## [EXERCISE DESCRIPTION]
Leave out the pictures and restate the rest of the data exactly.

Stored entries
++++++
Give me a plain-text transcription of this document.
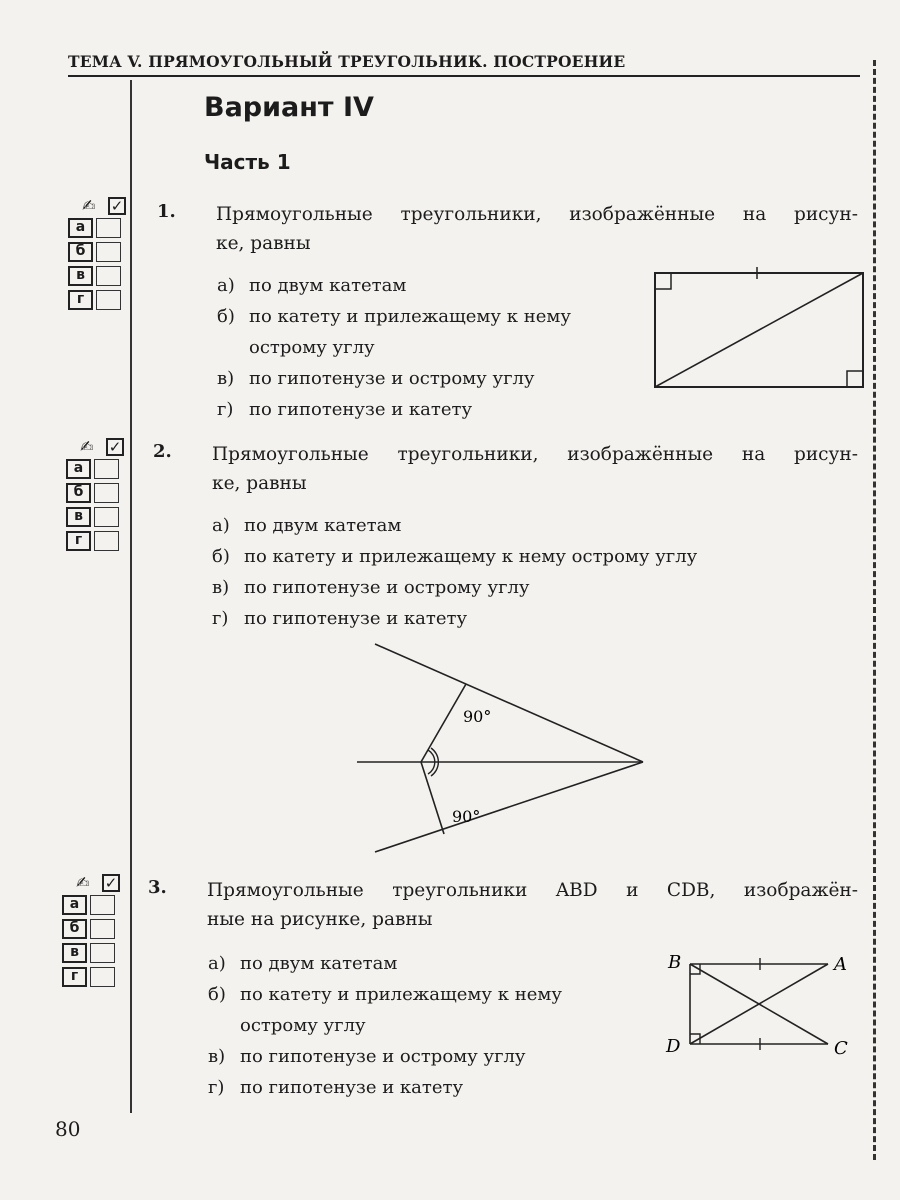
ТЕМА V. ПРЯМОУГОЛЬНЫЙ ТРЕУГОЛЬНИК. ПОСТРОЕНИЕ
Вариант IV
Часть 1
✍ ✓
а
б
в
г
1. Прямоугольные треугольники, изображённые на рисун-
ке, равны
а) по двум катетам
б) по катету и прилежащему к нему
острому углу
в) по гипотенузе и острому углу
г) по гипотенузе и катету
✍ ✓
а
б
в
г
2. Прямоугольные треугольники, изображённые на рисун-
ке, равны
а) по двум катетам
б) по катету и прилежащему к нему острому углу
в) по гипотенузе и острому углу
г) по гипотенузе и катету
90°
90°
✍ ✓
а
б
в
г
3. Прямоугольные треугольники ABD и CDB, изображён-
ные на рисунке, равны
а) по двум катетам
б) по катету и прилежащему к нему
острому углу
в) по гипотенузе и острому углу
г) по гипотенузе и катету
B	A
D	C
80
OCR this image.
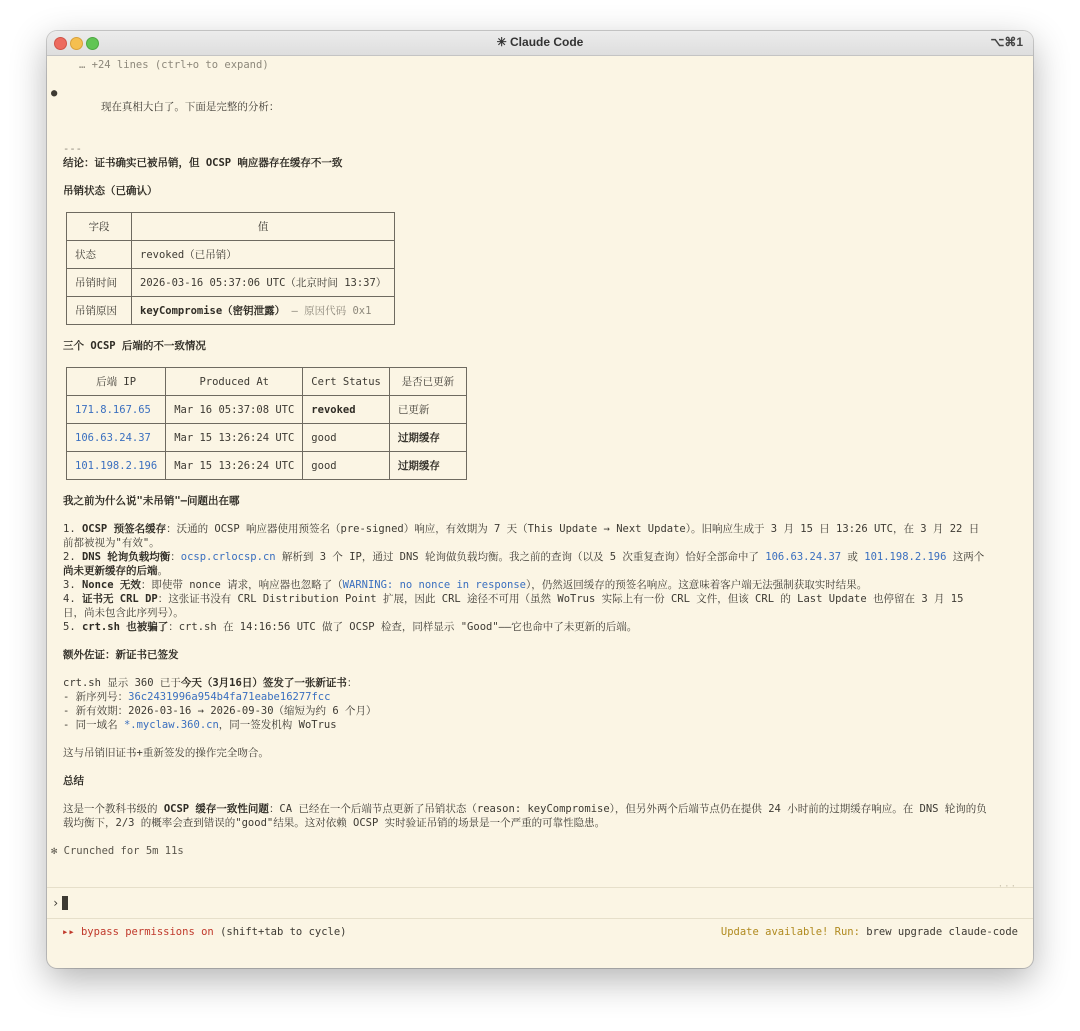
✳ Claude Code	⌥⌘1
… +24 lines (ctrl+o to expand)

●
现在真相大白了。下面是完整的分析：

---
结论：证书确实已被吊销，但 OCSP 响应器存在缓存不一致
吊销状态（已确认）
字段	值
状态	revoked（已吊销）
吊销时间	2026-03-16 05:37:06 UTC（北京时间 13:37）
吊销原因	keyCompromise（密钥泄露） — 原因代码 0x1
三个 OCSP 后端的不一致情况
后端 IP	Produced At	Cert Status	是否已更新
171.8.167.65	Mar 16 05:37:08 UTC	revoked	已更新
106.63.24.37	Mar 15 13:26:24 UTC	good	过期缓存
101.198.2.196	Mar 15 13:26:24 UTC	good	过期缓存
我之前为什么说"未吊销"—问题出在哪
1. OCSP 预签名缓存：沃通的 OCSP 响应器使用预签名（pre-signed）响应，有效期为 7 天（This Update → Next Update）。旧响应生成于 3 月 15 日 13:26 UTC，在 3 月 22 日前都被视为"有效"。
2. DNS 轮询负载均衡：ocsp.crlocsp.cn 解析到 3 个 IP，通过 DNS 轮询做负载均衡。我之前的查询（以及 5 次重复查询）恰好全部命中了 106.63.24.37 或 101.198.2.196 这两个尚未更新缓存的后端。
3. Nonce 无效：即使带 nonce 请求，响应器也忽略了（WARNING: no nonce in response），仍然返回缓存的预签名响应。这意味着客户端无法强制获取实时结果。
4. 证书无 CRL DP：这张证书没有 CRL Distribution Point 扩展，因此 CRL 途径不可用（虽然 WoTrus 实际上有一份 CRL 文件，但该 CRL 的 Last Update 也停留在 3 月 15 日，尚未包含此序列号）。
5. crt.sh 也被骗了：crt.sh 在 14:16:56 UTC 做了 OCSP 检查，同样显示 "Good"——它也命中了未更新的后端。
额外佐证：新证书已签发
crt.sh 显示 360 已于今天（3月16日）签发了一张新证书：
- 新序列号：36c2431996a954b4fa71eabe16277fcc
- 新有效期：2026-03-16 → 2026-09-30（缩短为约 6 个月）
- 同一域名 *.myclaw.360.cn，同一签发机构 WoTrus
这与吊销旧证书+重新签发的操作完全吻合。
总结
这是一个教科书级的 OCSP 缓存一致性问题：CA 已经在一个后端节点更新了吊销状态（reason: keyCompromise），但另外两个后端节点仍在提供 24 小时前的过期缓存响应。在 DNS 轮询的负载均衡下，2/3 的概率会查到错误的"good"结果。这对依赖 OCSP 实时验证吊销的场景是一个严重的可靠性隐患。
✻ Crunched for 5m 11s
···
›
▸▸ bypass permissions on (shift+tab to cycle)	Update available! Run: brew upgrade claude-code
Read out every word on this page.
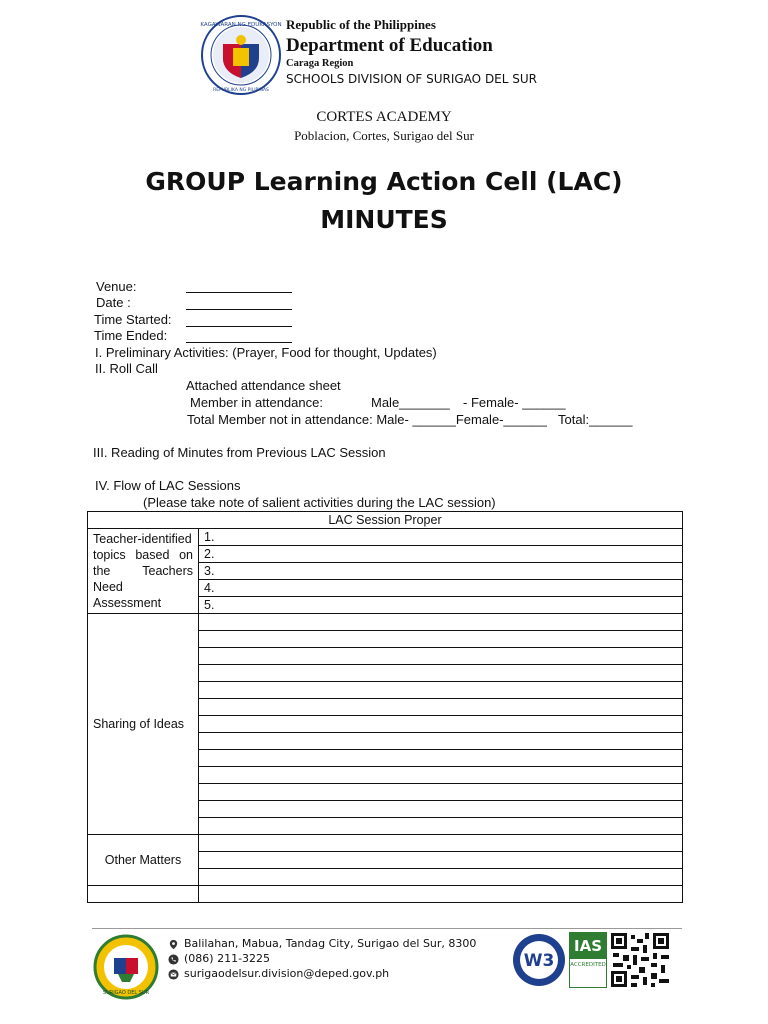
KAGAWARAN NG EDUKASYON
REPUBLIKA NG PILIPINAS
Republic of the Philippines
Department of Education
Caraga Region
SCHOOLS DIVISION OF SURIGAO DEL SUR
CORTES ACADEMY
Poblacion, Cortes, Surigao del Sur
GROUP Learning Action Cell (LAC)
MINUTES
Venue:
Date :
Time Started:
Time Ended:
I. Preliminary Activities: (Prayer, Food for thought, Updates)
II. Roll Call
Attached attendance sheet
Member in attendance:	Male_______ - Female- ______
Total Member not in attendance: Male- ______Female-______ Total:______
III. Reading of Minutes from Previous LAC Session
IV. Flow of LAC Sessions
(Please take note of salient activities during the LAC session)
LAC Session Proper	
Teacher-identified topics based on the Teachers Need Assessment	1.
	2.
	3.
	4.
	5.
Sharing of Ideas	

Other Matters	

SURIGAO DEL SUR
Balilahan, Mabua, Tandag City, Surigao del Sur, 8300
(086) 211-3225
surigaodelsur.division@deped.gov.ph
W3
IAS
ACCREDITED
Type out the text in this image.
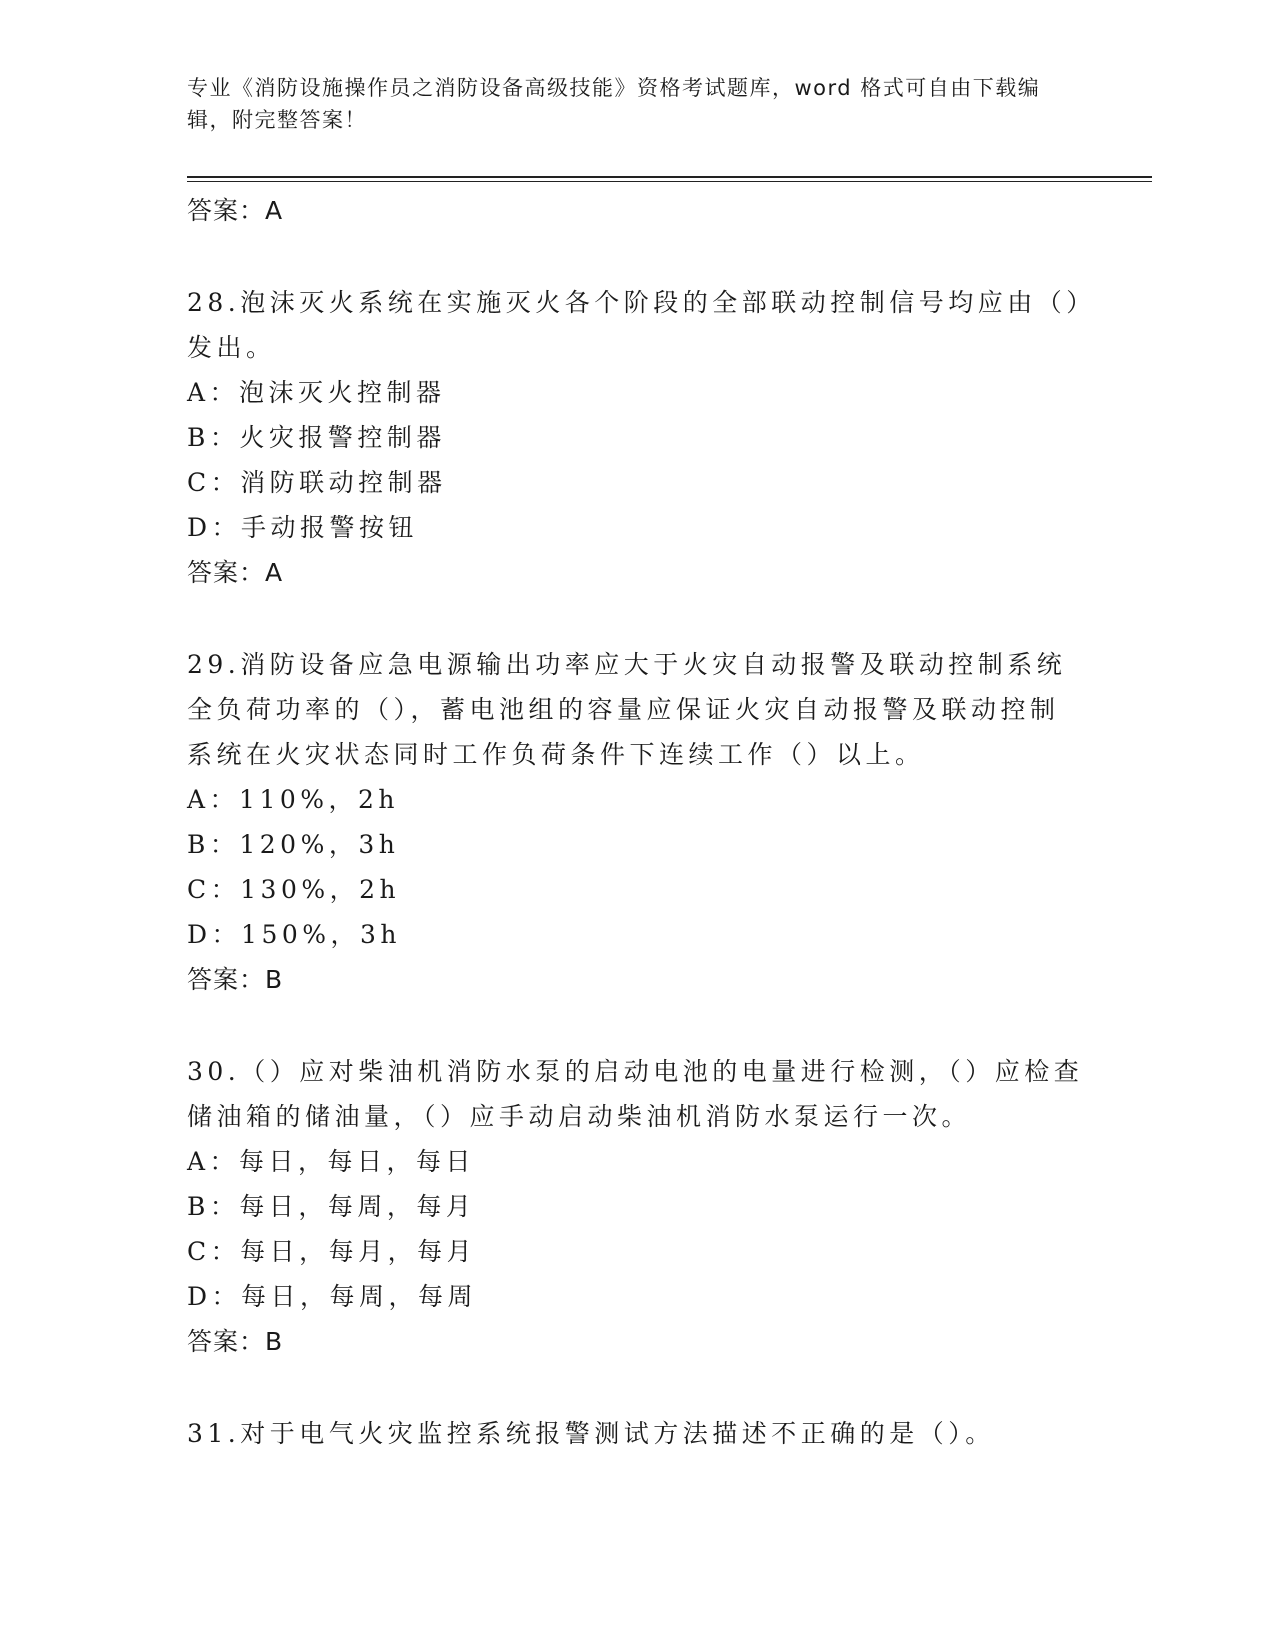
专业《消防设施操作员之消防设备高级技能》资格考试题库，word 格式可自由下载编辑，附完整答案！
答案：A
28.泡沫灭火系统在实施灭火各个阶段的全部联动控制信号均应由（）发出。
A：泡沫灭火控制器
B：火灾报警控制器
C：消防联动控制器
D：手动报警按钮
答案：A
29.消防设备应急电源输出功率应大于火灾自动报警及联动控制系统全负荷功率的（），蓄电池组的容量应保证火灾自动报警及联动控制系统在火灾状态同时工作负荷条件下连续工作（）以上。
A：110%，2h
B：120%，3h
C：130%，2h
D：150%，3h
答案：B
30.（）应对柴油机消防水泵的启动电池的电量进行检测，（）应检查储油箱的储油量，（）应手动启动柴油机消防水泵运行一次。
A：每日，每日，每日
B：每日，每周，每月
C：每日，每月，每月
D：每日，每周，每周
答案：B
31.对于电气火灾监控系统报警测试方法描述不正确的是（）。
++++++
## [SOLVED EXERCISE]
Give me a plain-text transcription of this document.
ТЕМА V. ПРЯМОУГОЛЬНЫЙ ТРЕУГОЛЬНИК. ПОСТРОЕНИЕ
Вариант IV
Часть 1
✍ ✓
а
б
в
г
1. Прямоугольные треугольники, изображённые на рисун-
ке, равны
а) по двум катетам
б) по катету и прилежащему к нему
острому углу
в) по гипотенузе и острому углу
г) по гипотенузе и катету
✍ ✓
а
б
в
г
2. Прямоугольные треугольники, изображённые на рисун-
ке, равны
а) по двум катетам
б) по катету и прилежащему к нему острому углу
в) по гипотенузе и острому углу
г) по гипотенузе и катету
90°
90°
✍ ✓
а
б
в
г
3. Прямоугольные треугольники ABD и CDB, изображён-
ные на рисунке, равны
а) по двум катетам
б) по катету и прилежащему к нему
острому углу
в) по гипотенузе и острому углу
г) по гипотенузе и катету
B	A
D	C
80
OCR this image.
✳ Claude Code	⌥⌘1
… +24 lines (ctrl+o to expand)

●
现在真相大白了。下面是完整的分析：

---
结论：证书确实已被吊销，但 OCSP 响应器存在缓存不一致
吊销状态（已确认）
字段	值
状态	revoked（已吊销）
吊销时间	2026-03-16 05:37:06 UTC（北京时间 13:37）
吊销原因	keyCompromise（密钥泄露） — 原因代码 0x1
三个 OCSP 后端的不一致情况
后端 IP	Produced At	Cert Status	是否已更新
171.8.167.65	Mar 16 05:37:08 UTC	revoked	已更新
106.63.24.37	Mar 15 13:26:24 UTC	good	过期缓存
101.198.2.196	Mar 15 13:26:24 UTC	good	过期缓存
我之前为什么说"未吊销"—问题出在哪
1. OCSP 预签名缓存：沃通的 OCSP 响应器使用预签名（pre-signed）响应，有效期为 7 天（This Update → Next Update）。旧响应生成于 3 月 15 日 13:26 UTC，在 3 月 22 日前都被视为"有效"。
2. DNS 轮询负载均衡：ocsp.crlocsp.cn 解析到 3 个 IP，通过 DNS 轮询做负载均衡。我之前的查询（以及 5 次重复查询）恰好全部命中了 106.63.24.37 或 101.198.2.196 这两个尚未更新缓存的后端。
3. Nonce 无效：即使带 nonce 请求，响应器也忽略了（WARNING: no nonce in response），仍然返回缓存的预签名响应。这意味着客户端无法强制获取实时结果。
4. 证书无 CRL DP：这张证书没有 CRL Distribution Point 扩展，因此 CRL 途径不可用（虽然 WoTrus 实际上有一份 CRL 文件，但该 CRL 的 Last Update 也停留在 3 月 15 日，尚未包含此序列号）。
5. crt.sh 也被骗了：crt.sh 在 14:16:56 UTC 做了 OCSP 检查，同样显示 "Good"——它也命中了未更新的后端。
额外佐证：新证书已签发
crt.sh 显示 360 已于今天（3月16日）签发了一张新证书：
- 新序列号：36c2431996a954b4fa71eabe16277fcc
- 新有效期：2026-03-16 → 2026-09-30（缩短为约 6 个月）
- 同一域名 *.myclaw.360.cn，同一签发机构 WoTrus
这与吊销旧证书+重新签发的操作完全吻合。
总结
这是一个教科书级的 OCSP 缓存一致性问题：CA 已经在一个后端节点更新了吊销状态（reason: keyCompromise），但另外两个后端节点仍在提供 24 小时前的过期缓存响应。在 DNS 轮询的负载均衡下，2/3 的概率会查到错误的"good"结果。这对依赖 OCSP 实时验证吊销的场景是一个严重的可靠性隐患。
✻ Crunched for 5m 11s
···
›
▸▸ bypass permissions on (shift+tab to cycle)	Update available! Run: brew upgrade claude-code
Read out every word on this page.
KAGAWARAN NG EDUKASYON
REPUBLIKA NG PILIPINAS
Republic of the Philippines
Department of Education
Caraga Region
SCHOOLS DIVISION OF SURIGAO DEL SUR
CORTES ACADEMY
Poblacion, Cortes, Surigao del Sur
GROUP Learning Action Cell (LAC)
MINUTES
Venue:
Date :
Time Started:
Time Ended:
I. Preliminary Activities: (Prayer, Food for thought, Updates)
II. Roll Call
Attached attendance sheet
Member in attendance:	Male_______ - Female- ______
Total Member not in attendance: Male- ______Female-______ Total:______
III. Reading of Minutes from Previous LAC Session
IV. Flow of LAC Sessions
(Please take note of salient activities during the LAC session)
LAC Session Proper	
Teacher-identified topics based on the Teachers Need Assessment	1.
	2.
	3.
	4.
	5.
Sharing of Ideas	

Other Matters	

SURIGAO DEL SUR
Balilahan, Mabua, Tandag City, Surigao del Sur, 8300
(086) 211-3225
surigaodelsur.division@deped.gov.ph
W3
IAS
ACCREDITED
Type out the text in this image.
专业《消防设施操作员之消防设备高级技能》资格考试题库，word 格式可自由下载编辑，附完整答案！
答案：A
28.泡沫灭火系统在实施灭火各个阶段的全部联动控制信号均应由（）发出。
A：泡沫灭火控制器
B：火灾报警控制器
C：消防联动控制器
D：手动报警按钮
答案：A
29.消防设备应急电源输出功率应大于火灾自动报警及联动控制系统全负荷功率的（），蓄电池组的容量应保证火灾自动报警及联动控制系统在火灾状态同时工作负荷条件下连续工作（）以上。
A：110%，2h
B：120%，3h
C：130%，2h
D：150%，3h
答案：B
30.（）应对柴油机消防水泵的启动电池的电量进行检测，（）应检查储油箱的储油量，（）应手动启动柴油机消防水泵运行一次。
A：每日，每日，每日
B：每日，每周，每月
C：每日，每月，每月
D：每日，每周，每周
答案：B
31.对于电气火灾监控系统报警测试方法描述不正确的是（）。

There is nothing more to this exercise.